------ Source data ------
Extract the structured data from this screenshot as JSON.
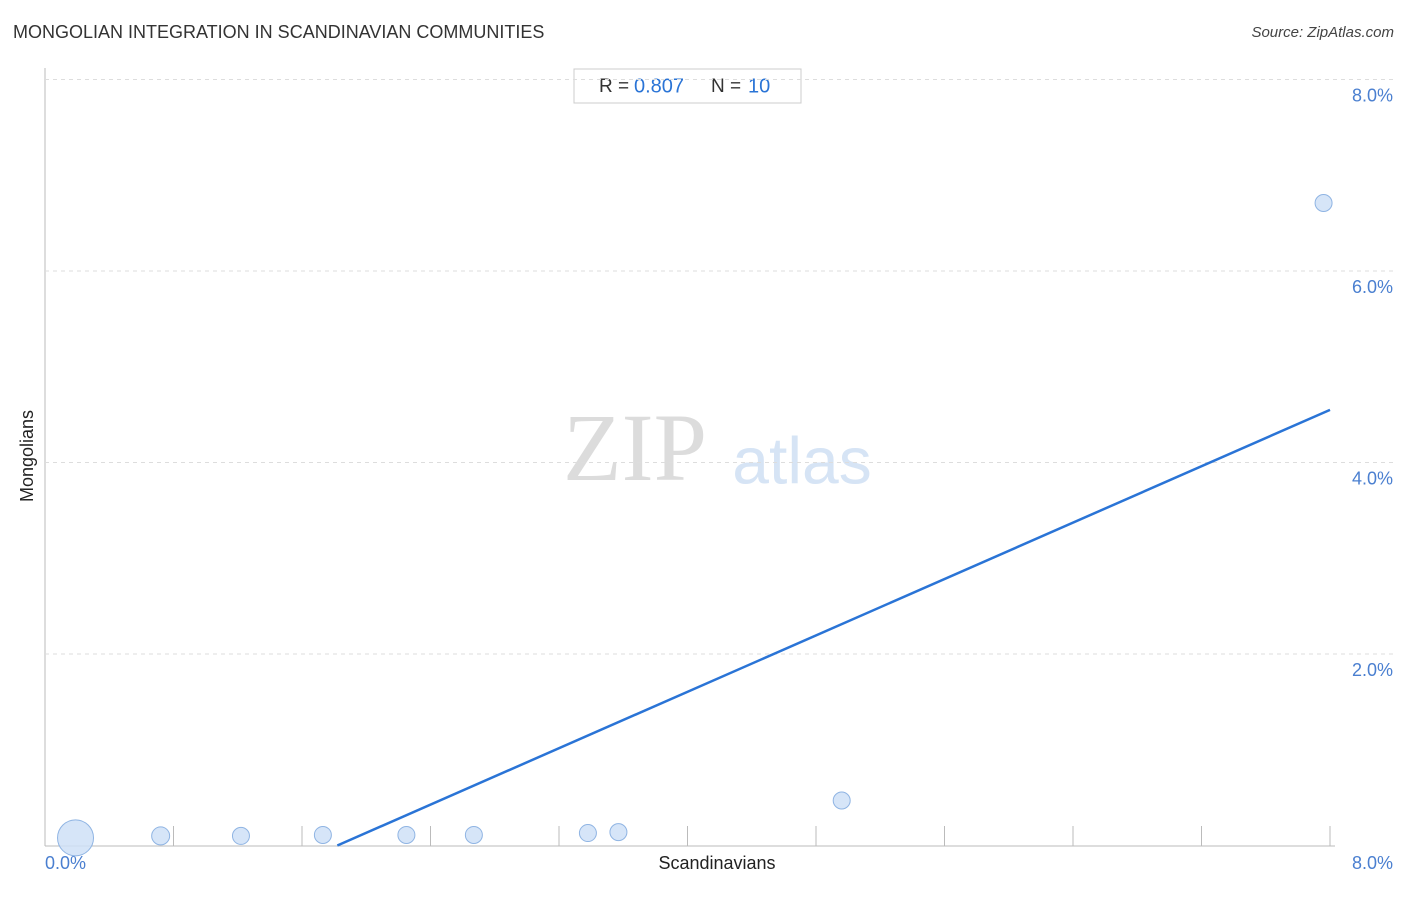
{
  "chart_data": {
    "type": "scatter",
    "title": "MONGOLIAN INTEGRATION IN SCANDINAVIAN COMMUNITIES",
    "source": "Source: ZipAtlas.com",
    "watermark": [
      "ZIP",
      "atlas"
    ],
    "x_label": "Scandinavians",
    "y_label": "Mongolians",
    "stats": {
      "r_label": "R =",
      "r": 0.807,
      "n_label": "N =",
      "n": 10
    },
    "x": [
      0.19,
      0.72,
      1.22,
      1.73,
      2.25,
      2.67,
      3.38,
      3.57,
      4.96,
      7.96
    ],
    "values": [
      0.08,
      0.1,
      0.1,
      0.11,
      0.11,
      0.11,
      0.13,
      0.14,
      0.47,
      6.71
    ],
    "sizes": [
      18,
      9,
      8.5,
      8.5,
      8.5,
      8.5,
      8.5,
      8.5,
      8.5,
      8.5
    ],
    "color": "#cfe0f7",
    "stroke": "#8fb4e3",
    "trend": {
      "x": [
        1.82,
        8.0
      ],
      "values": [
        0,
        4.55
      ],
      "color": "#2a74d6"
    },
    "xlim": [
      0,
      8
    ],
    "ylim": [
      0,
      8
    ],
    "xticks": [
      {
        "value": 0,
        "label": "0.0%"
      },
      {
        "value": 8,
        "label": "8.0%"
      }
    ],
    "xminorticks": [
      0.8,
      1.6,
      2.4,
      3.2,
      4.0,
      4.8,
      5.6,
      6.4,
      7.2,
      8.0
    ],
    "yticks": [
      {
        "value": 2,
        "label": "2.0%"
      },
      {
        "value": 4,
        "label": "4.0%"
      },
      {
        "value": 6,
        "label": "6.0%"
      },
      {
        "value": 8,
        "label": "8.0%"
      }
    ],
    "grid": true
  }
}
------
* **Goal**:
Return the records exactly. Don't carry the pictures over.

* **Problem solution**:
Extract the structured data from this screenshot as JSON.
{
  "chart_data": {
    "type": "scatter",
    "title": "MONGOLIAN INTEGRATION IN SCANDINAVIAN COMMUNITIES",
    "source": "Source: ZipAtlas.com",
    "watermark": [
      "ZIP",
      "atlas"
    ],
    "x_label": "Scandinavians",
    "y_label": "Mongolians",
    "stats": {
      "r_label": "R =",
      "r": 0.807,
      "n_label": "N =",
      "n": 10
    },
    "x": [
      0.19,
      0.72,
      1.22,
      1.73,
      2.25,
      2.67,
      3.38,
      3.57,
      4.96,
      7.96
    ],
    "values": [
      0.08,
      0.1,
      0.1,
      0.11,
      0.11,
      0.11,
      0.13,
      0.14,
      0.47,
      6.71
    ],
    "sizes": [
      18,
      9,
      8.5,
      8.5,
      8.5,
      8.5,
      8.5,
      8.5,
      8.5,
      8.5
    ],
    "color": "#cfe0f7",
    "stroke": "#8fb4e3",
    "trend": {
      "x": [
        1.82,
        8.0
      ],
      "values": [
        0,
        4.55
      ],
      "color": "#2a74d6"
    },
    "xlim": [
      0,
      8
    ],
    "ylim": [
      0,
      8
    ],
    "xticks": [
      {
        "value": 0,
        "label": "0.0%"
      },
      {
        "value": 8,
        "label": "8.0%"
      }
    ],
    "xminorticks": [
      0.8,
      1.6,
      2.4,
      3.2,
      4.0,
      4.8,
      5.6,
      6.4,
      7.2,
      8.0
    ],
    "yticks": [
      {
        "value": 2,
        "label": "2.0%"
      },
      {
        "value": 4,
        "label": "4.0%"
      },
      {
        "value": 6,
        "label": "6.0%"
      },
      {
        "value": 8,
        "label": "8.0%"
      }
    ],
    "grid": true
  }
}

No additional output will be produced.